Saved entries:
<<<<

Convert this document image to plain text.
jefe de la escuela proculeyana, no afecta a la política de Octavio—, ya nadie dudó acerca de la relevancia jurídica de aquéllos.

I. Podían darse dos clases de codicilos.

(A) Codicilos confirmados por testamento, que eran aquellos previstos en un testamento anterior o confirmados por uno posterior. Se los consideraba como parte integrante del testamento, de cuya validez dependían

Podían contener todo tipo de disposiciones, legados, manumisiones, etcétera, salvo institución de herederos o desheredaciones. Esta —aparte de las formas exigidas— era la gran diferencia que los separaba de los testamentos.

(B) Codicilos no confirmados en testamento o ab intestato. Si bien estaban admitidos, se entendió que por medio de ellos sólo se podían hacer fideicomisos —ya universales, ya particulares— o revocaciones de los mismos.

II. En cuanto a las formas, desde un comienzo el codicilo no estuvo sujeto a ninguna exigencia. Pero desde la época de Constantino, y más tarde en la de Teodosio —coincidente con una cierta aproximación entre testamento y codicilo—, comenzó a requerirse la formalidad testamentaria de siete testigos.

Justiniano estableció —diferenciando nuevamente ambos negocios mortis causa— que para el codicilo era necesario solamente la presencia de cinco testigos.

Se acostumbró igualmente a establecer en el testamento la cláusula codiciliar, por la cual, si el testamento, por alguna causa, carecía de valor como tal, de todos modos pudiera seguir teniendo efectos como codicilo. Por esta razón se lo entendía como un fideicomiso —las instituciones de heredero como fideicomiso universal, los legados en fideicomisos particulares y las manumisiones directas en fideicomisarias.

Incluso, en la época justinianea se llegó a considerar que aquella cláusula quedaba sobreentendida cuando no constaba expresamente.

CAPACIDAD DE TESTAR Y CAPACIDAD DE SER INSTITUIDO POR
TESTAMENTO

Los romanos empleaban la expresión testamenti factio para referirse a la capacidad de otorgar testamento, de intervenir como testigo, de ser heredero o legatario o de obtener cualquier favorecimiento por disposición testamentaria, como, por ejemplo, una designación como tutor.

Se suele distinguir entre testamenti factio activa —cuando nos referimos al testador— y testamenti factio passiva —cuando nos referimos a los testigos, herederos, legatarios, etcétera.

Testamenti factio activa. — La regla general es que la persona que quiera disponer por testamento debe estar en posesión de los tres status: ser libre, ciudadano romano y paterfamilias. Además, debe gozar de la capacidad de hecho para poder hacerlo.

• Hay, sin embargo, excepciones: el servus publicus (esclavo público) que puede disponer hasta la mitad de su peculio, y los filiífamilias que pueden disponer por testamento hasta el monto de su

>>>>

WORK INSTRUCTIONS — Go back to the listing above and please repeat it exactly.

EXERCISE RESPONSE —
Convert this document image to plain text.
jefe de la escuela proculeyana, no afecta a la política de Octavio—, ya nadie dudó acerca de la relevancia jurídica de aquéllos.

I. Podían darse dos clases de codicilos.

(A) Codicilos confirmados por testamento, que eran aquellos previstos en un testamento anterior o confirmados por uno posterior. Se los consideraba como parte integrante del testamento, de cuya validez dependían

Podían contener todo tipo de disposiciones, legados, manumisiones, etcétera, salvo institución de herederos o desheredaciones. Esta —aparte de las formas exigidas— era la gran diferencia que los separaba de los testamentos.

(B) Codicilos no confirmados en testamento o ab intestato. Si bien estaban admitidos, se entendió que por medio de ellos sólo se podían hacer fideicomisos —ya universales, ya particulares— o revocaciones de los mismos.

II. En cuanto a las formas, desde un comienzo el codicilo no estuvo sujeto a ninguna exigencia. Pero desde la época de Constantino, y más tarde en la de Teodosio —coincidente con una cierta aproximación entre testamento y codicilo—, comenzó a requerirse la formalidad testamentaria de siete testigos.

Justiniano estableció —diferenciando nuevamente ambos negocios mortis causa— que para el codicilo era necesario solamente la presencia de cinco testigos.

Se acostumbró igualmente a establecer en el testamento la cláusula codiciliar, por la cual, si el testamento, por alguna causa, carecía de valor como tal, de todos modos pudiera seguir teniendo efectos como codicilo. Por esta razón se lo entendía como un fideicomiso —las instituciones de heredero como fideicomiso universal, los legados en fideicomisos particulares y las manumisiones directas en fideicomisarias.

Incluso, en la época justinianea se llegó a considerar que aquella cláusula quedaba sobreentendida cuando no constaba expresamente.

CAPACIDAD DE TESTAR Y CAPACIDAD DE SER INSTITUIDO POR
TESTAMENTO

Los romanos empleaban la expresión testamenti factio para referirse a la capacidad de otorgar testamento, de intervenir como testigo, de ser heredero o legatario o de obtener cualquier favorecimiento por disposición testamentaria, como, por ejemplo, una designación como tutor.

Se suele distinguir entre testamenti factio activa —cuando nos referimos al testador— y testamenti factio passiva —cuando nos referimos a los testigos, herederos, legatarios, etcétera.

Testamenti factio activa. — La regla general es que la persona que quiera disponer por testamento debe estar en posesión de los tres status: ser libre, ciudadano romano y paterfamilias. Además, debe gozar de la capacidad de hecho para poder hacerlo.

• Hay, sin embargo, excepciones: el servus publicus (esclavo público) que puede disponer hasta la mitad de su peculio, y los filiífamilias que pueden disponer por testamento hasta el monto de su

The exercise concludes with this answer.